What is required:
List each line of the data that holds the string "Incidents".

Given information:
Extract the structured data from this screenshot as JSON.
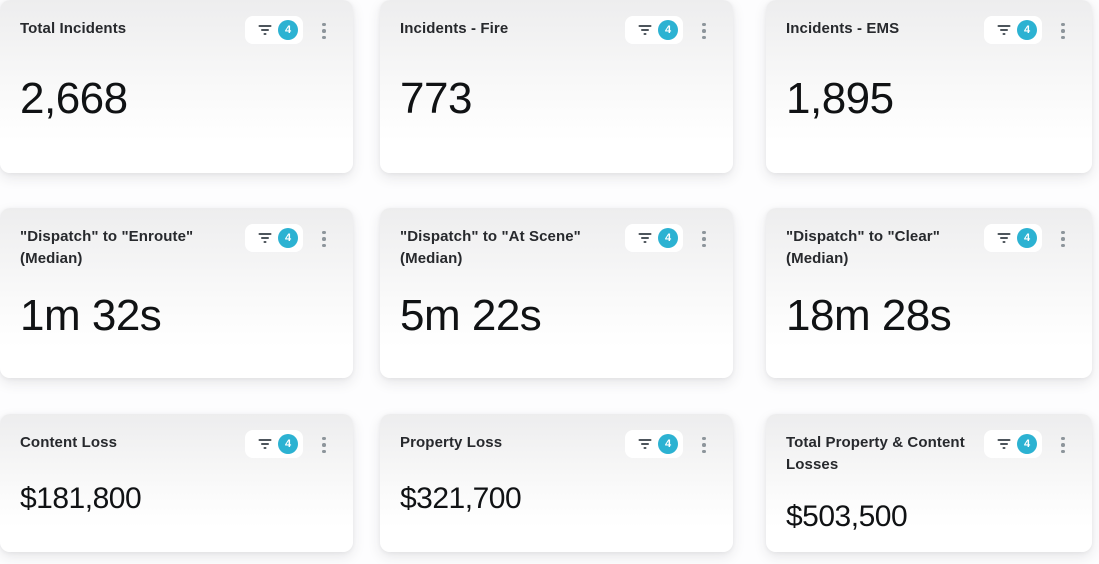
{
  "colors": {
    "badge_accent": "#2cb2d2",
    "card_top": "#ededee",
    "page_background": "#fdfdfe",
    "title_text": "#27292d",
    "value_text": "#101214"
  },
  "cards": [
    {
      "title": "Total Incidents",
      "value": "2,668",
      "filter_count": "4"
    },
    {
      "title": "Incidents - Fire",
      "value": "773",
      "filter_count": "4"
    },
    {
      "title": "Incidents - EMS",
      "value": "1,895",
      "filter_count": "4"
    },
    {
      "title": "\"Dispatch\" to \"Enroute\" (Median)",
      "value": "1m 32s",
      "filter_count": "4"
    },
    {
      "title": "\"Dispatch\" to \"At Scene\" (Median)",
      "value": "5m 22s",
      "filter_count": "4"
    },
    {
      "title": "\"Dispatch\" to \"Clear\" (Median)",
      "value": "18m 28s",
      "filter_count": "4"
    },
    {
      "title": "Content Loss",
      "value": "$181,800",
      "filter_count": "4"
    },
    {
      "title": "Property Loss",
      "value": "$321,700",
      "filter_count": "4"
    },
    {
      "title": "Total Property & Content Losses",
      "value": "$503,500",
      "filter_count": "4"
    }
  ]
}
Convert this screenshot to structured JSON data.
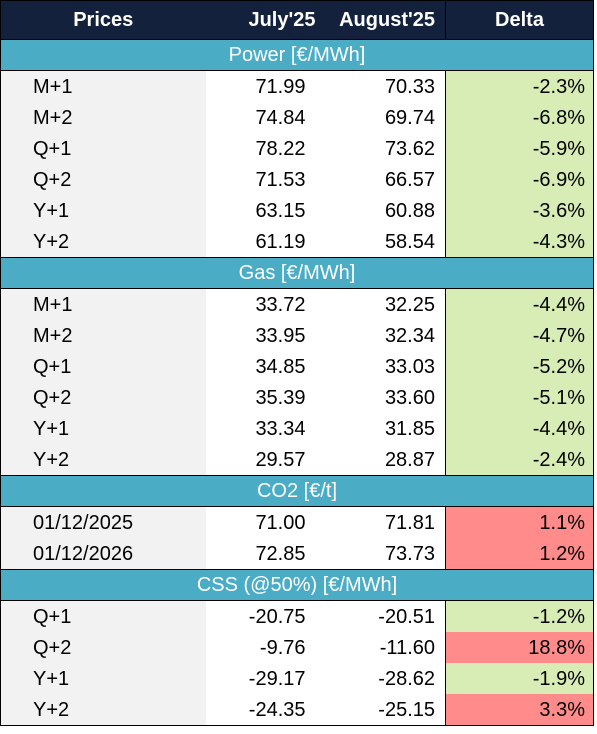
{
  "header": {
    "label": "Prices",
    "col_july": "July'25",
    "col_august": "August'25",
    "col_delta": "Delta"
  },
  "colors": {
    "header_bg": "#14213d",
    "section_bg": "#4bacc6",
    "delta_decrease_bg": "#d8ecb6",
    "delta_increase_bg": "#ff8b8b",
    "label_bg": "#f2f2f2"
  },
  "sections": [
    {
      "title": "Power [€/MWh]",
      "rows": [
        {
          "label": "M+1",
          "july": "71.99",
          "august": "70.33",
          "delta": "-2.3%",
          "trend": "down"
        },
        {
          "label": "M+2",
          "july": "74.84",
          "august": "69.74",
          "delta": "-6.8%",
          "trend": "down"
        },
        {
          "label": "Q+1",
          "july": "78.22",
          "august": "73.62",
          "delta": "-5.9%",
          "trend": "down"
        },
        {
          "label": "Q+2",
          "july": "71.53",
          "august": "66.57",
          "delta": "-6.9%",
          "trend": "down"
        },
        {
          "label": "Y+1",
          "july": "63.15",
          "august": "60.88",
          "delta": "-3.6%",
          "trend": "down"
        },
        {
          "label": "Y+2",
          "july": "61.19",
          "august": "58.54",
          "delta": "-4.3%",
          "trend": "down"
        }
      ]
    },
    {
      "title": "Gas [€/MWh]",
      "rows": [
        {
          "label": "M+1",
          "july": "33.72",
          "august": "32.25",
          "delta": "-4.4%",
          "trend": "down"
        },
        {
          "label": "M+2",
          "july": "33.95",
          "august": "32.34",
          "delta": "-4.7%",
          "trend": "down"
        },
        {
          "label": "Q+1",
          "july": "34.85",
          "august": "33.03",
          "delta": "-5.2%",
          "trend": "down"
        },
        {
          "label": "Q+2",
          "july": "35.39",
          "august": "33.60",
          "delta": "-5.1%",
          "trend": "down"
        },
        {
          "label": "Y+1",
          "july": "33.34",
          "august": "31.85",
          "delta": "-4.4%",
          "trend": "down"
        },
        {
          "label": "Y+2",
          "july": "29.57",
          "august": "28.87",
          "delta": "-2.4%",
          "trend": "down"
        }
      ]
    },
    {
      "title": "CO2 [€/t]",
      "rows": [
        {
          "label": "01/12/2025",
          "july": "71.00",
          "august": "71.81",
          "delta": "1.1%",
          "trend": "up"
        },
        {
          "label": "01/12/2026",
          "july": "72.85",
          "august": "73.73",
          "delta": "1.2%",
          "trend": "up"
        }
      ]
    },
    {
      "title": "CSS (@50%) [€/MWh]",
      "rows": [
        {
          "label": "Q+1",
          "july": "-20.75",
          "august": "-20.51",
          "delta": "-1.2%",
          "trend": "down"
        },
        {
          "label": "Q+2",
          "july": "-9.76",
          "august": "-11.60",
          "delta": "18.8%",
          "trend": "up"
        },
        {
          "label": "Y+1",
          "july": "-29.17",
          "august": "-28.62",
          "delta": "-1.9%",
          "trend": "down"
        },
        {
          "label": "Y+2",
          "july": "-24.35",
          "august": "-25.15",
          "delta": "3.3%",
          "trend": "up"
        }
      ]
    }
  ]
}
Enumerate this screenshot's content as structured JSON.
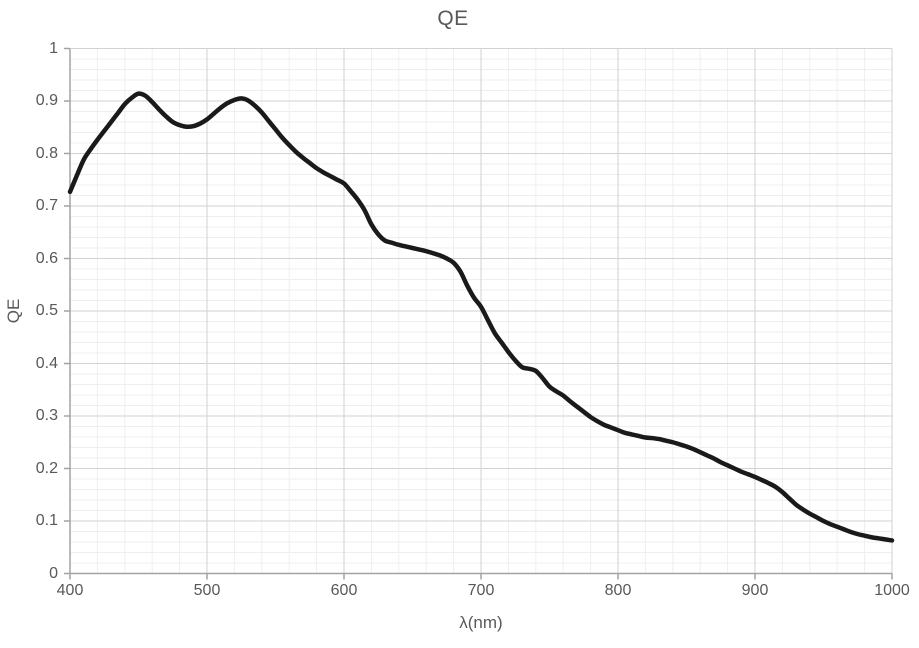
{
  "page": {
    "background": "#ffffff"
  },
  "chart_data": {
    "type": "line",
    "title": "QE",
    "xlabel": "λ(nm)",
    "ylabel": "QE",
    "xlim": [
      400,
      1000
    ],
    "ylim": [
      0,
      1
    ],
    "grid": {
      "major": true,
      "minor": true
    },
    "legend": "none",
    "x_minor_step": 20,
    "y_minor_step": 0.02,
    "x_ticks": [
      {
        "v": 400,
        "label": "400"
      },
      {
        "v": 500,
        "label": "500"
      },
      {
        "v": 600,
        "label": "600"
      },
      {
        "v": 700,
        "label": "700"
      },
      {
        "v": 800,
        "label": "800"
      },
      {
        "v": 900,
        "label": "900"
      },
      {
        "v": 1000,
        "label": "1000"
      }
    ],
    "y_ticks": [
      {
        "v": 0,
        "label": "0"
      },
      {
        "v": 0.1,
        "label": "0.1"
      },
      {
        "v": 0.2,
        "label": "0.2"
      },
      {
        "v": 0.3,
        "label": "0.3"
      },
      {
        "v": 0.4,
        "label": "0.4"
      },
      {
        "v": 0.5,
        "label": "0.5"
      },
      {
        "v": 0.6,
        "label": "0.6"
      },
      {
        "v": 0.7,
        "label": "0.7"
      },
      {
        "v": 0.8,
        "label": "0.8"
      },
      {
        "v": 0.9,
        "label": "0.9"
      },
      {
        "v": 1,
        "label": "1"
      }
    ],
    "colors": {
      "line": "#1a1a1a",
      "major_grid": "#d2d2d2",
      "minor_grid": "#efefef",
      "axis": "#a3a3a3",
      "text": "#595959"
    },
    "series": [
      {
        "name": "QE",
        "points": [
          [
            400,
            0.727
          ],
          [
            405,
            0.758
          ],
          [
            410,
            0.788
          ],
          [
            415,
            0.808
          ],
          [
            420,
            0.826
          ],
          [
            425,
            0.843
          ],
          [
            430,
            0.86
          ],
          [
            435,
            0.877
          ],
          [
            440,
            0.894
          ],
          [
            445,
            0.906
          ],
          [
            450,
            0.914
          ],
          [
            455,
            0.91
          ],
          [
            460,
            0.898
          ],
          [
            465,
            0.884
          ],
          [
            470,
            0.871
          ],
          [
            475,
            0.86
          ],
          [
            480,
            0.854
          ],
          [
            485,
            0.851
          ],
          [
            490,
            0.852
          ],
          [
            495,
            0.857
          ],
          [
            500,
            0.865
          ],
          [
            505,
            0.876
          ],
          [
            510,
            0.887
          ],
          [
            515,
            0.896
          ],
          [
            520,
            0.902
          ],
          [
            525,
            0.905
          ],
          [
            530,
            0.901
          ],
          [
            535,
            0.891
          ],
          [
            540,
            0.878
          ],
          [
            545,
            0.862
          ],
          [
            550,
            0.846
          ],
          [
            555,
            0.83
          ],
          [
            560,
            0.816
          ],
          [
            565,
            0.803
          ],
          [
            570,
            0.792
          ],
          [
            575,
            0.782
          ],
          [
            580,
            0.772
          ],
          [
            585,
            0.764
          ],
          [
            590,
            0.757
          ],
          [
            595,
            0.75
          ],
          [
            600,
            0.743
          ],
          [
            605,
            0.728
          ],
          [
            610,
            0.712
          ],
          [
            615,
            0.692
          ],
          [
            620,
            0.665
          ],
          [
            625,
            0.646
          ],
          [
            630,
            0.634
          ],
          [
            635,
            0.63
          ],
          [
            640,
            0.626
          ],
          [
            645,
            0.623
          ],
          [
            650,
            0.62
          ],
          [
            655,
            0.617
          ],
          [
            660,
            0.614
          ],
          [
            665,
            0.61
          ],
          [
            670,
            0.606
          ],
          [
            675,
            0.6
          ],
          [
            680,
            0.592
          ],
          [
            685,
            0.575
          ],
          [
            690,
            0.548
          ],
          [
            695,
            0.525
          ],
          [
            700,
            0.508
          ],
          [
            705,
            0.483
          ],
          [
            710,
            0.458
          ],
          [
            715,
            0.44
          ],
          [
            720,
            0.422
          ],
          [
            725,
            0.406
          ],
          [
            730,
            0.393
          ],
          [
            735,
            0.39
          ],
          [
            740,
            0.386
          ],
          [
            745,
            0.372
          ],
          [
            750,
            0.356
          ],
          [
            755,
            0.347
          ],
          [
            760,
            0.339
          ],
          [
            765,
            0.328
          ],
          [
            770,
            0.318
          ],
          [
            775,
            0.308
          ],
          [
            780,
            0.298
          ],
          [
            785,
            0.29
          ],
          [
            790,
            0.283
          ],
          [
            795,
            0.278
          ],
          [
            800,
            0.273
          ],
          [
            805,
            0.268
          ],
          [
            810,
            0.265
          ],
          [
            815,
            0.262
          ],
          [
            820,
            0.259
          ],
          [
            825,
            0.258
          ],
          [
            830,
            0.256
          ],
          [
            835,
            0.253
          ],
          [
            840,
            0.25
          ],
          [
            845,
            0.246
          ],
          [
            850,
            0.242
          ],
          [
            855,
            0.237
          ],
          [
            860,
            0.231
          ],
          [
            865,
            0.225
          ],
          [
            870,
            0.219
          ],
          [
            875,
            0.212
          ],
          [
            880,
            0.206
          ],
          [
            885,
            0.2
          ],
          [
            890,
            0.194
          ],
          [
            895,
            0.189
          ],
          [
            900,
            0.184
          ],
          [
            905,
            0.178
          ],
          [
            910,
            0.172
          ],
          [
            915,
            0.165
          ],
          [
            920,
            0.155
          ],
          [
            925,
            0.143
          ],
          [
            930,
            0.131
          ],
          [
            935,
            0.122
          ],
          [
            940,
            0.114
          ],
          [
            945,
            0.107
          ],
          [
            950,
            0.1
          ],
          [
            955,
            0.094
          ],
          [
            960,
            0.089
          ],
          [
            965,
            0.084
          ],
          [
            970,
            0.079
          ],
          [
            975,
            0.075
          ],
          [
            980,
            0.072
          ],
          [
            985,
            0.069
          ],
          [
            990,
            0.067
          ],
          [
            995,
            0.065
          ],
          [
            1000,
            0.063
          ]
        ]
      }
    ]
  }
}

Written answer:
      "title": "Total Incidents",
      "title": "Incidents - Fire",
      "title": "Incidents - EMS",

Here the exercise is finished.